◆ **Problem details**
Give the number of lines that contain the string "Lösungen", and nothing else.

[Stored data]
— BEGIN —
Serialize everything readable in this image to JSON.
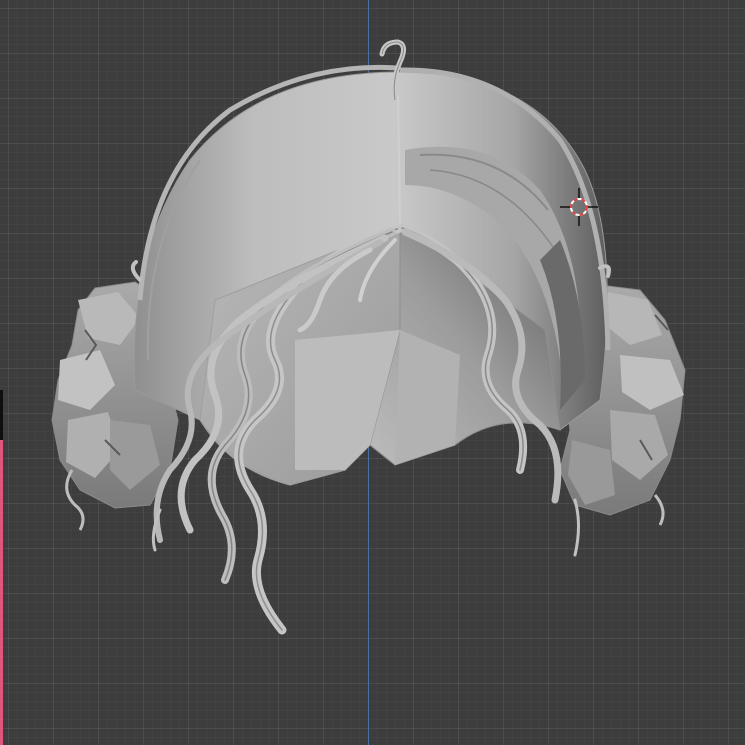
{
  "viewport": {
    "background_color": "#3d3d3d",
    "grid_color": "#4a4a4a",
    "axis_color": "#4a6fa3",
    "accent_edge_color": "#e0557a"
  },
  "model": {
    "icon": "hair-mesh-icon",
    "base_color": "#b4b4b4",
    "shadow_color": "#6e6e6e",
    "highlight_color": "#d2d2d2"
  },
  "cursor": {
    "icon": "3d-cursor-icon",
    "ring_color_a": "#e04040",
    "ring_color_b": "#ffffff"
  }
}
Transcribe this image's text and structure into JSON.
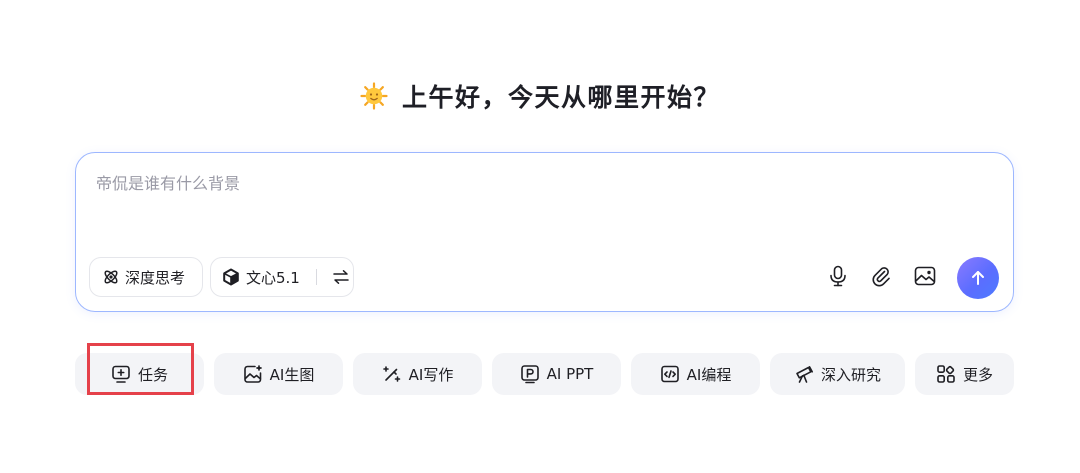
{
  "greeting": {
    "icon": "sun-emoji-icon",
    "text": "上午好，今天从哪里开始？"
  },
  "composer": {
    "placeholder": "帝侃是谁有什么背景",
    "value": "",
    "deep_think_label": "深度思考",
    "model_label": "文心5.1",
    "accent": "#9db7ff",
    "send_color": "#5b6dff"
  },
  "shortcuts": [
    {
      "label": "任务",
      "icon": "task-icon"
    },
    {
      "label": "AI生图",
      "icon": "image-generate-icon"
    },
    {
      "label": "AI写作",
      "icon": "magic-pen-icon"
    },
    {
      "label": "AI PPT",
      "icon": "ppt-icon"
    },
    {
      "label": "AI编程",
      "icon": "code-icon"
    },
    {
      "label": "深入研究",
      "icon": "telescope-icon"
    },
    {
      "label": "更多",
      "icon": "apps-grid-icon"
    }
  ],
  "highlight_color": "#e5414a"
}
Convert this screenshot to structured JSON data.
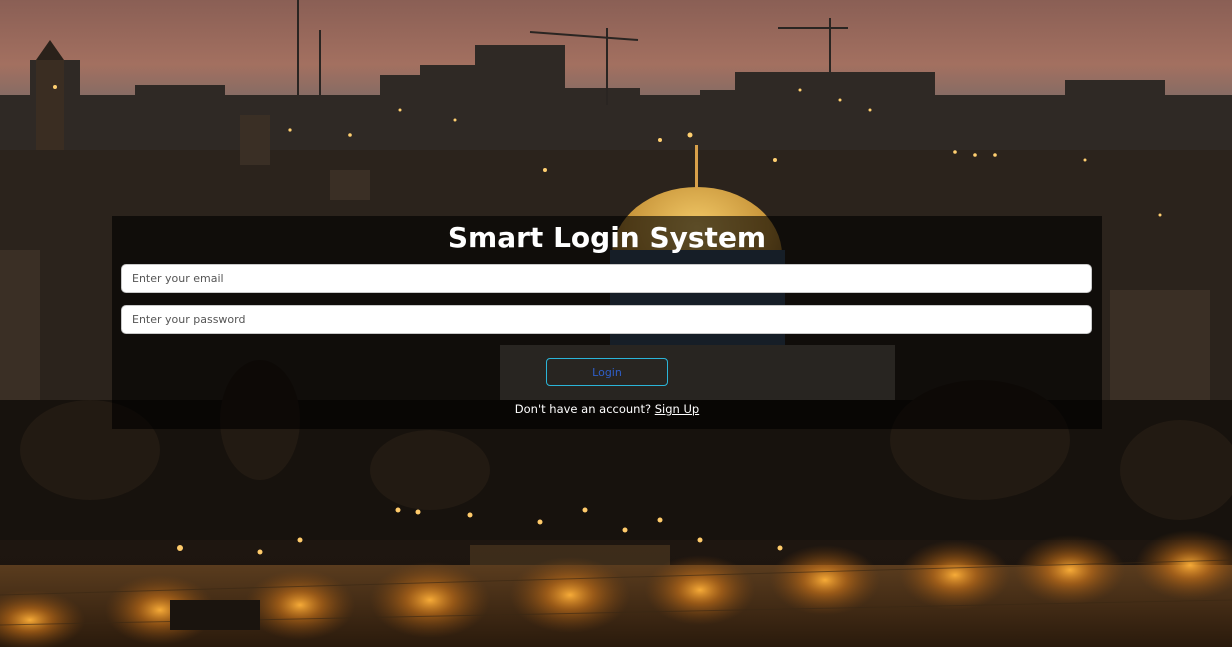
{
  "login": {
    "title": "Smart Login System",
    "email_placeholder": "Enter your email",
    "password_placeholder": "Enter your password",
    "login_label": "Login",
    "no_account_text": "Don't have an account?",
    "signup_label": "Sign Up"
  },
  "colors": {
    "panel_overlay": "#000000",
    "button_border": "#2bb5d8",
    "button_text": "#2f5fc9",
    "title_text": "#ffffff"
  }
}
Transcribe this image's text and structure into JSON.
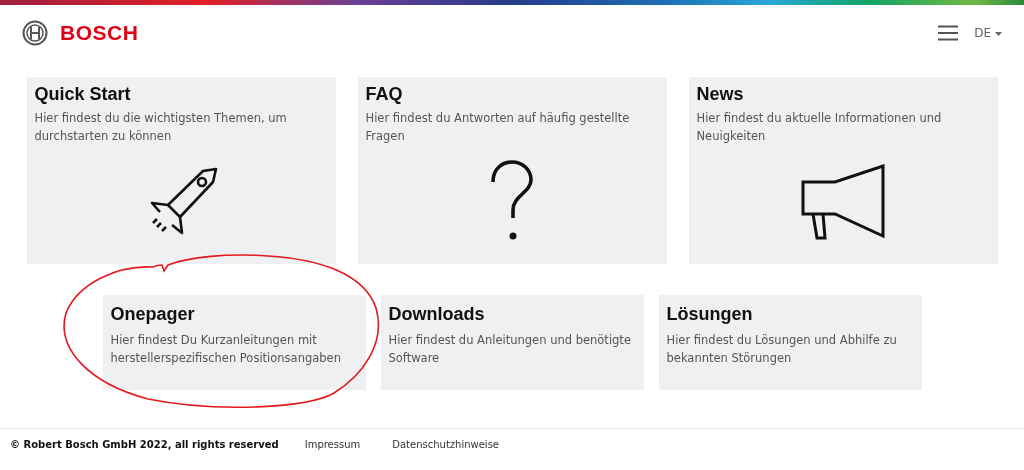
{
  "header": {
    "logo_text": "BOSCH",
    "language": "DE"
  },
  "top_cards": [
    {
      "title": "Quick Start",
      "description": "Hier findest du die wichtigsten Themen, um durchstarten zu können"
    },
    {
      "title": "FAQ",
      "description": "Hier findest du Antworten auf häufig gestellte Fragen"
    },
    {
      "title": "News",
      "description": "Hier findest du aktuelle Informationen und Neuigkeiten"
    }
  ],
  "bottom_cards": [
    {
      "title": "Onepager",
      "description": "Hier findest Du Kurzanleitungen mit herstellerspezifischen Positionsangaben",
      "highlighted": true
    },
    {
      "title": "Downloads",
      "description": "Hier findest du Anleitungen und benötigte Software",
      "highlighted": false
    },
    {
      "title": "Lösungen",
      "description": "Hier findest du Lösungen und Abhilfe zu bekannten Störungen",
      "highlighted": false
    }
  ],
  "footer": {
    "copyright": "© Robert Bosch GmbH 2022, all rights reserved",
    "links": [
      "Impressum",
      "Datenschutzhinweise"
    ]
  }
}
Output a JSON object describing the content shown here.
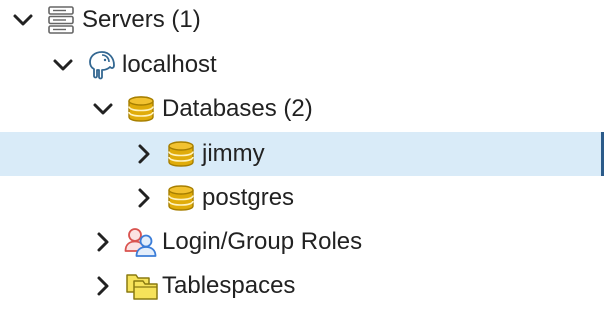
{
  "tree": {
    "items": [
      {
        "label": "Servers (1)",
        "expanded": true,
        "icon": "server-icon"
      },
      {
        "label": "localhost",
        "expanded": true,
        "icon": "postgres-elephant-icon"
      },
      {
        "label": "Databases (2)",
        "expanded": true,
        "icon": "databases-icon"
      },
      {
        "label": "jimmy",
        "expanded": false,
        "selected": true,
        "icon": "database-icon"
      },
      {
        "label": "postgres",
        "expanded": false,
        "icon": "database-icon"
      },
      {
        "label": "Login/Group Roles",
        "expanded": false,
        "icon": "roles-icon"
      },
      {
        "label": "Tablespaces",
        "expanded": false,
        "icon": "tablespaces-icon"
      }
    ]
  },
  "colors": {
    "selection_bg": "#d9ebf8",
    "selection_bar": "#2b5b8a",
    "db_gold": "#d9a400",
    "folder_yellow": "#f6e25a",
    "roles_red": "#d9534f",
    "roles_blue": "#3b7dd8"
  }
}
— END —
◆ **Response to the exercise**
2